Below is a listing; reproduce each line of it exactly.

"""

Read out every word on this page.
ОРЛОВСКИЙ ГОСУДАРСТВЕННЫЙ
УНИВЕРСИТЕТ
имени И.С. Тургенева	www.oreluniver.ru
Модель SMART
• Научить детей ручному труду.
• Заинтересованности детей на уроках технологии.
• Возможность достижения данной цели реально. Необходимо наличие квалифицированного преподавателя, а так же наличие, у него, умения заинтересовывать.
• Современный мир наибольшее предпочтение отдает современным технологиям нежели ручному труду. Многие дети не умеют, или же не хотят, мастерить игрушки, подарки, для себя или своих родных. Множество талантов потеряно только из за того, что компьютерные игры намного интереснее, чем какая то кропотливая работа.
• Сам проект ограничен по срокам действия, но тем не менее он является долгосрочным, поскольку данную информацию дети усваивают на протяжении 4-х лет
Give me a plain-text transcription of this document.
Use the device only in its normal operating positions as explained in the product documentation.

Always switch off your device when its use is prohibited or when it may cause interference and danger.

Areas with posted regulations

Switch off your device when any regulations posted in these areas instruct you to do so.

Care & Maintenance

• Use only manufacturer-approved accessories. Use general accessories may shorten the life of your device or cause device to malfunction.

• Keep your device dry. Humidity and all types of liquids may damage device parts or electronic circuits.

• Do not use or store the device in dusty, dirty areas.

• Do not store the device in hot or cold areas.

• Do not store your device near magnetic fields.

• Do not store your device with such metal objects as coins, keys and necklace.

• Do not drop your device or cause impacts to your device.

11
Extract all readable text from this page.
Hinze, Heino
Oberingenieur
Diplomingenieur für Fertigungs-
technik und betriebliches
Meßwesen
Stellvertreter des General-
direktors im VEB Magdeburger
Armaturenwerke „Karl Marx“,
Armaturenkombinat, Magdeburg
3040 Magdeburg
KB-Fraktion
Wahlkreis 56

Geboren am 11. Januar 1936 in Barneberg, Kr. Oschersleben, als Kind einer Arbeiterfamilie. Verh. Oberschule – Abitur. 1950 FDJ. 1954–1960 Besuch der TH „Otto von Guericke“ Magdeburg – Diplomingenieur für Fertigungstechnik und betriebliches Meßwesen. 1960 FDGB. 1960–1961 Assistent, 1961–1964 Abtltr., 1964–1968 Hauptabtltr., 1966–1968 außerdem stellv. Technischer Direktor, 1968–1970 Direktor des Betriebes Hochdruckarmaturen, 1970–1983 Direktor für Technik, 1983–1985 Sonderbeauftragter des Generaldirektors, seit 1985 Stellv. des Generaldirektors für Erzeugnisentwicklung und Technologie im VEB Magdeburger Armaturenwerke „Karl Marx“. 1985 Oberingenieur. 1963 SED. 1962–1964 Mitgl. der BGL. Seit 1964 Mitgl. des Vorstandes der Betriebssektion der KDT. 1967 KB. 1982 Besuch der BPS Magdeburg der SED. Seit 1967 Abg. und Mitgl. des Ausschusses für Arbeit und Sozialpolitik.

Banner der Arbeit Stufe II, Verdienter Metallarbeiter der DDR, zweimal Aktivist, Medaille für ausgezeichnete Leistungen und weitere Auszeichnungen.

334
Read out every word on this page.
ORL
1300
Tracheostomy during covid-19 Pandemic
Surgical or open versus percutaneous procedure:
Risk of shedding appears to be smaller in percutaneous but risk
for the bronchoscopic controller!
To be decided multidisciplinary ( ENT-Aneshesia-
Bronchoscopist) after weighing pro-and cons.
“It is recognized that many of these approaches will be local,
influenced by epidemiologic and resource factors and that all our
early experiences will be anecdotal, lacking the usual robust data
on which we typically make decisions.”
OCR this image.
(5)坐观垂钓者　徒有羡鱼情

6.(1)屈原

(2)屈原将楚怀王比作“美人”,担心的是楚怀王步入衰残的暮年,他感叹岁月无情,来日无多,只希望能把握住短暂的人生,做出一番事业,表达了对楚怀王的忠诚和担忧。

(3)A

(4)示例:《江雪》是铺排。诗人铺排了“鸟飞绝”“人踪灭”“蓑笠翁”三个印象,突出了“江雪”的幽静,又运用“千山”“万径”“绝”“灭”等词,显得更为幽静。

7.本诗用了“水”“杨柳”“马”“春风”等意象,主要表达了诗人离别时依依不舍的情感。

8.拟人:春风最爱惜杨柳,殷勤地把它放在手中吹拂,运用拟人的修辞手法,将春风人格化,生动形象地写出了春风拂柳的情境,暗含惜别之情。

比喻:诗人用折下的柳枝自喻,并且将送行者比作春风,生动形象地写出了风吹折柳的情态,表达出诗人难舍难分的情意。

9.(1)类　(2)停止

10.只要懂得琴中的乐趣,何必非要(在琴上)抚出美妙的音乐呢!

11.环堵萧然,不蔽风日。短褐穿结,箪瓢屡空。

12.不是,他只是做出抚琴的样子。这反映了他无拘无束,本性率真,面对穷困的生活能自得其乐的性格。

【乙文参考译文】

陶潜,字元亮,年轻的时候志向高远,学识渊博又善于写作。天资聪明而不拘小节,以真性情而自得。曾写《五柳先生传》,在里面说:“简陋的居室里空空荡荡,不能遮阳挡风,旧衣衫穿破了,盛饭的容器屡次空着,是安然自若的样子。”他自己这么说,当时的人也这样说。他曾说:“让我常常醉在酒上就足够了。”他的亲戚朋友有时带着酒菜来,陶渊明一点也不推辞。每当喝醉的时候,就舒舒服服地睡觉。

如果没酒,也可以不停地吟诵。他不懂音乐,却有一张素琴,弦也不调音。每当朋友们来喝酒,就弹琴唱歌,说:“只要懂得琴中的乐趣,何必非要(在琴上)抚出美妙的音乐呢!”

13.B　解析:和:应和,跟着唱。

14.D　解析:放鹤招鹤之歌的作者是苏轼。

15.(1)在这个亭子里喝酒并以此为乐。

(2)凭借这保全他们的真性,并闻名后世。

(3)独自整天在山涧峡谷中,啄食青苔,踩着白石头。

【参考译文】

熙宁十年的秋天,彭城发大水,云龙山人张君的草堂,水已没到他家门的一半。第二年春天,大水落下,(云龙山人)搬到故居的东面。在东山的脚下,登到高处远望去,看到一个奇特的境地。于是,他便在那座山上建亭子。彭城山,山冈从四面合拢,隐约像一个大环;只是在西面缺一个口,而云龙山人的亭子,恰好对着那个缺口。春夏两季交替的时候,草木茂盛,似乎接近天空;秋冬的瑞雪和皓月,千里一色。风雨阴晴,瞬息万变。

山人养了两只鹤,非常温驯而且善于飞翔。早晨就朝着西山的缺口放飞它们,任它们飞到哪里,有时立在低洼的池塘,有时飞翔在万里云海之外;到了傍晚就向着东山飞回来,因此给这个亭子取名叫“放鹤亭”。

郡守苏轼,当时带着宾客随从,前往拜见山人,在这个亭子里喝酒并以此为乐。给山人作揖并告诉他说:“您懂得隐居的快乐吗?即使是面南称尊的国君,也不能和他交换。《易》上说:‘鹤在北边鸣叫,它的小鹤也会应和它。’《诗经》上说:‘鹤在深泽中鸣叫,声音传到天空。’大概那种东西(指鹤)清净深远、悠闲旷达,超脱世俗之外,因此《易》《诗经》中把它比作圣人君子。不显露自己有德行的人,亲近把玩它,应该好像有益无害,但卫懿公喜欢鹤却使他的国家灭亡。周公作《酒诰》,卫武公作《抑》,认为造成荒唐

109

"""

Written answer ::
Read out every word on this page.
ОРЛОВСКИЙ ГОСУДАРСТВЕННЫЙ
УНИВЕРСИТЕТ
имени И.С. Тургенева	www.oreluniver.ru
Модель SMART
• Научить детей ручному труду.
• Заинтересованности детей на уроках технологии.
• Возможность достижения данной цели реально. Необходимо наличие квалифицированного преподавателя, а так же наличие, у него, умения заинтересовывать.
• Современный мир наибольшее предпочтение отдает современным технологиям нежели ручному труду. Многие дети не умеют, или же не хотят, мастерить игрушки, подарки, для себя или своих родных. Множество талантов потеряно только из за того, что компьютерные игры намного интереснее, чем какая то кропотливая работа.
• Сам проект ограничен по срокам действия, но тем не менее он является долгосрочным, поскольку данную информацию дети усваивают на протяжении 4-х лет
Give me a plain-text transcription of this document.
Use the device only in its normal operating positions as explained in the product documentation.

Always switch off your device when its use is prohibited or when it may cause interference and danger.

Areas with posted regulations

Switch off your device when any regulations posted in these areas instruct you to do so.

Care & Maintenance

• Use only manufacturer-approved accessories. Use general accessories may shorten the life of your device or cause device to malfunction.

• Keep your device dry. Humidity and all types of liquids may damage device parts or electronic circuits.

• Do not use or store the device in dusty, dirty areas.

• Do not store the device in hot or cold areas.

• Do not store your device near magnetic fields.

• Do not store your device with such metal objects as coins, keys and necklace.

• Do not drop your device or cause impacts to your device.

11
Extract all readable text from this page.
Hinze, Heino
Oberingenieur
Diplomingenieur für Fertigungs-
technik und betriebliches
Meßwesen
Stellvertreter des General-
direktors im VEB Magdeburger
Armaturenwerke „Karl Marx“,
Armaturenkombinat, Magdeburg
3040 Magdeburg
KB-Fraktion
Wahlkreis 56

Geboren am 11. Januar 1936 in Barneberg, Kr. Oschersleben, als Kind einer Arbeiterfamilie. Verh. Oberschule – Abitur. 1950 FDJ. 1954–1960 Besuch der TH „Otto von Guericke“ Magdeburg – Diplomingenieur für Fertigungstechnik und betriebliches Meßwesen. 1960 FDGB. 1960–1961 Assistent, 1961–1964 Abtltr., 1964–1968 Hauptabtltr., 1966–1968 außerdem stellv. Technischer Direktor, 1968–1970 Direktor des Betriebes Hochdruckarmaturen, 1970–1983 Direktor für Technik, 1983–1985 Sonderbeauftragter des Generaldirektors, seit 1985 Stellv. des Generaldirektors für Erzeugnisentwicklung und Technologie im VEB Magdeburger Armaturenwerke „Karl Marx“. 1985 Oberingenieur. 1963 SED. 1962–1964 Mitgl. der BGL. Seit 1964 Mitgl. des Vorstandes der Betriebssektion der KDT. 1967 KB. 1982 Besuch der BPS Magdeburg der SED. Seit 1967 Abg. und Mitgl. des Ausschusses für Arbeit und Sozialpolitik.

Banner der Arbeit Stufe II, Verdienter Metallarbeiter der DDR, zweimal Aktivist, Medaille für ausgezeichnete Leistungen und weitere Auszeichnungen.

334
Read out every word on this page.
ORL
1300
Tracheostomy during covid-19 Pandemic
Surgical or open versus percutaneous procedure:
Risk of shedding appears to be smaller in percutaneous but risk
for the bronchoscopic controller!
To be decided multidisciplinary ( ENT-Aneshesia-
Bronchoscopist) after weighing pro-and cons.
“It is recognized that many of these approaches will be local,
influenced by epidemiologic and resource factors and that all our
early experiences will be anecdotal, lacking the usual robust data
on which we typically make decisions.”
OCR this image.
(5)坐观垂钓者　徒有羡鱼情

6.(1)屈原

(2)屈原将楚怀王比作“美人”,担心的是楚怀王步入衰残的暮年,他感叹岁月无情,来日无多,只希望能把握住短暂的人生,做出一番事业,表达了对楚怀王的忠诚和担忧。

(3)A

(4)示例:《江雪》是铺排。诗人铺排了“鸟飞绝”“人踪灭”“蓑笠翁”三个印象,突出了“江雪”的幽静,又运用“千山”“万径”“绝”“灭”等词,显得更为幽静。

7.本诗用了“水”“杨柳”“马”“春风”等意象,主要表达了诗人离别时依依不舍的情感。

8.拟人:春风最爱惜杨柳,殷勤地把它放在手中吹拂,运用拟人的修辞手法,将春风人格化,生动形象地写出了春风拂柳的情境,暗含惜别之情。

比喻:诗人用折下的柳枝自喻,并且将送行者比作春风,生动形象地写出了风吹折柳的情态,表达出诗人难舍难分的情意。

9.(1)类　(2)停止

10.只要懂得琴中的乐趣,何必非要(在琴上)抚出美妙的音乐呢!

11.环堵萧然,不蔽风日。短褐穿结,箪瓢屡空。

12.不是,他只是做出抚琴的样子。这反映了他无拘无束,本性率真,面对穷困的生活能自得其乐的性格。

【乙文参考译文】

陶潜,字元亮,年轻的时候志向高远,学识渊博又善于写作。天资聪明而不拘小节,以真性情而自得。曾写《五柳先生传》,在里面说:“简陋的居室里空空荡荡,不能遮阳挡风,旧衣衫穿破了,盛饭的容器屡次空着,是安然自若的样子。”他自己这么说,当时的人也这样说。他曾说:“让我常常醉在酒上就足够了。”他的亲戚朋友有时带着酒菜来,陶渊明一点也不推辞。每当喝醉的时候,就舒舒服服地睡觉。

如果没酒,也可以不停地吟诵。他不懂音乐,却有一张素琴,弦也不调音。每当朋友们来喝酒,就弹琴唱歌,说:“只要懂得琴中的乐趣,何必非要(在琴上)抚出美妙的音乐呢!”

13.B　解析:和:应和,跟着唱。

14.D　解析:放鹤招鹤之歌的作者是苏轼。

15.(1)在这个亭子里喝酒并以此为乐。

(2)凭借这保全他们的真性,并闻名后世。

(3)独自整天在山涧峡谷中,啄食青苔,踩着白石头。

【参考译文】

熙宁十年的秋天,彭城发大水,云龙山人张君的草堂,水已没到他家门的一半。第二年春天,大水落下,(云龙山人)搬到故居的东面。在东山的脚下,登到高处远望去,看到一个奇特的境地。于是,他便在那座山上建亭子。彭城山,山冈从四面合拢,隐约像一个大环;只是在西面缺一个口,而云龙山人的亭子,恰好对着那个缺口。春夏两季交替的时候,草木茂盛,似乎接近天空;秋冬的瑞雪和皓月,千里一色。风雨阴晴,瞬息万变。

山人养了两只鹤,非常温驯而且善于飞翔。早晨就朝着西山的缺口放飞它们,任它们飞到哪里,有时立在低洼的池塘,有时飞翔在万里云海之外;到了傍晚就向着东山飞回来,因此给这个亭子取名叫“放鹤亭”。

郡守苏轼,当时带着宾客随从,前往拜见山人,在这个亭子里喝酒并以此为乐。给山人作揖并告诉他说:“您懂得隐居的快乐吗?即使是面南称尊的国君,也不能和他交换。《易》上说:‘鹤在北边鸣叫,它的小鹤也会应和它。’《诗经》上说:‘鹤在深泽中鸣叫,声音传到天空。’大概那种东西(指鹤)清净深远、悠闲旷达,超脱世俗之外,因此《易》《诗经》中把它比作圣人君子。不显露自己有德行的人,亲近把玩它,应该好像有益无害,但卫懿公喜欢鹤却使他的国家灭亡。周公作《酒诰》,卫武公作《抑》,认为造成荒唐

109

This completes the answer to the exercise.